▶ _Consigne 1_:
Réécrivez les enregistrements depuis leur début jusqu’à la ligne contenant « arrow-hd2-head (92, 326, 100, 340) », incluse, en remplaçant « ANALOG INPUT FREQUENCY » par « FRÉQUENCE D’ENTRÉE ANALOGIQUE » et sans rien modifier d’autre.

▶ _Extrait de page_:
On connaît l’horrible légende qui s’attache au souvenir de Béatrix Cenci, morte sur l’échafaud à Rome, le 11 septembre 1599. Jeune, belle, pieuse, miracle de vertu, nous dit-on, elle a commis, il est vrai, le crime de parricide, mais par une défense héroïque de son propre honneur, et pour repousser ou venger l’inceste. Sa jeunesse et sa beauté sont attestées par le célèbre portrait de la galerie Barberini : Guido Reni, touché de pitié et d’amour, a pénétré dans la prison, la veille du supplice, et a retracé comme ils lui étaient apparus ce regard pur, cette physionomie innocente et douce. A côté de cette toile, on vous montre le portrait de Lucrezia Petroni, belle-mère de Béatrix, sa complice, ou bien plutôt son témoin. Le récit des faits, vous l’avez en une foule de petits écrits devenus populaires, dont vous pouvez juger par celui d’entre eux qu’a traduit et publié Stendhal dans ses Chroniques italiennes. C’est ce même récit qui a défrayé si souvent le théâtre, le roman, la peinture d’histoire. Le XVIe siècle italien a montré l’ange du parricide, comme la révolution française devait révéler l’ange de l’assassinat politique. — Tel est le gros de la légende.

▶ _Données fournies_:
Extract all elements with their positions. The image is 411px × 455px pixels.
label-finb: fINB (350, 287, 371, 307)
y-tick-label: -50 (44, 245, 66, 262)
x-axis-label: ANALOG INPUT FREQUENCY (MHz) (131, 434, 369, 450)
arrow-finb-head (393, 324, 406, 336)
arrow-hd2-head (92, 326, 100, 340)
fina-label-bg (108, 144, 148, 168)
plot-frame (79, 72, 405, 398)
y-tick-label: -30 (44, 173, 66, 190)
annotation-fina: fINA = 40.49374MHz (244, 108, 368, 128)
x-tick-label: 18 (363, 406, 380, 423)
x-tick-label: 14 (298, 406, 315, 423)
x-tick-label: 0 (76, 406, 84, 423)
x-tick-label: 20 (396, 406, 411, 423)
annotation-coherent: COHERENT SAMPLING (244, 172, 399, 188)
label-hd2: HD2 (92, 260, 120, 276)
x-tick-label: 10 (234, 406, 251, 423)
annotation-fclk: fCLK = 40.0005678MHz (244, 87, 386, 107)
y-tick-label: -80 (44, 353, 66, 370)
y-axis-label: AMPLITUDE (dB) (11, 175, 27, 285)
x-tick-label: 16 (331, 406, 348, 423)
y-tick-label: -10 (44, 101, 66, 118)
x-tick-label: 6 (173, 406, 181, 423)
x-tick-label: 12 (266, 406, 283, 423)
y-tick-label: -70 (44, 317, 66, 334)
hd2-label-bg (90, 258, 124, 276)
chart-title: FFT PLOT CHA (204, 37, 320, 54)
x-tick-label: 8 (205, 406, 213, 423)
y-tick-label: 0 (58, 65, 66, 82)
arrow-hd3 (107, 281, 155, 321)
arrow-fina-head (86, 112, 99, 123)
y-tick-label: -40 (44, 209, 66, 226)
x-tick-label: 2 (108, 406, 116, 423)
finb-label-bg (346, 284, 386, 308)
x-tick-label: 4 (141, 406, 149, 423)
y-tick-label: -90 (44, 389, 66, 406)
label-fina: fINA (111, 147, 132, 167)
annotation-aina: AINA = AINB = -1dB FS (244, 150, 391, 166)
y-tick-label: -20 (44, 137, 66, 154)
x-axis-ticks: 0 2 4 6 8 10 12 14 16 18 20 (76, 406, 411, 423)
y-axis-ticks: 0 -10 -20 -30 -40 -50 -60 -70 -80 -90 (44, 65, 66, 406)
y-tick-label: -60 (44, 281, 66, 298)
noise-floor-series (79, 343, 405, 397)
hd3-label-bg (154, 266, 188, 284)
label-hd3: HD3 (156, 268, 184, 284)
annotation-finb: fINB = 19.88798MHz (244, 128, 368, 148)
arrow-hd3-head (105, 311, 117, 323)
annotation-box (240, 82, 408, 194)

▶ _Consigne 2_:
Reformulez sous forme de liste, en conservant ses faits principaux, le paragraphe de l’extrait sur Béatrix Cenci qui commence par « On connaît l’horrible légende ».

▶ _Corrigé 1_:
Extract all elements with their positions. The image is 411px × 455px pixels.
label-finb: fINB (350, 287, 371, 307)
y-tick-label: -50 (44, 245, 66, 262)
x-axis-label: FRÉQUENCE D’ENTRÉE ANALOGIQUE (MHz) (131, 434, 369, 450)
arrow-finb-head (393, 324, 406, 336)
arrow-hd2-head (92, 326, 100, 340)

▶ _Corrigé 2_:
- Béatrix Cenci est morte sur l’échafaud à Rome le 11 septembre 1599.
- Selon la légende, elle était jeune, belle et pieuse. Elle a commis un parricide pour défendre son honneur et pour repousser ou venger l’inceste.
- Le célèbre portrait de la galerie Barberini atteste sa jeunesse et sa beauté. D’après la légende, Guido Reni l’a peint après être entré dans sa prison la veille du supplice.
- À côté figure le portrait de Lucrezia Petroni, sa belle-mère, présentée comme sa complice ou plutôt son témoin.
- Le récit des faits circule dans une foule de petits écrits populaires. L’un d’eux a été traduit et publié par Stendhal dans ses Chroniques italiennes.
- Ce récit a souvent nourri le théâtre, le roman et la peinture d’histoire.
- Le XVIe siècle italien a ainsi montré « l’ange du parricide », comme la révolution française devait révéler l’ange de l’assassinat politique.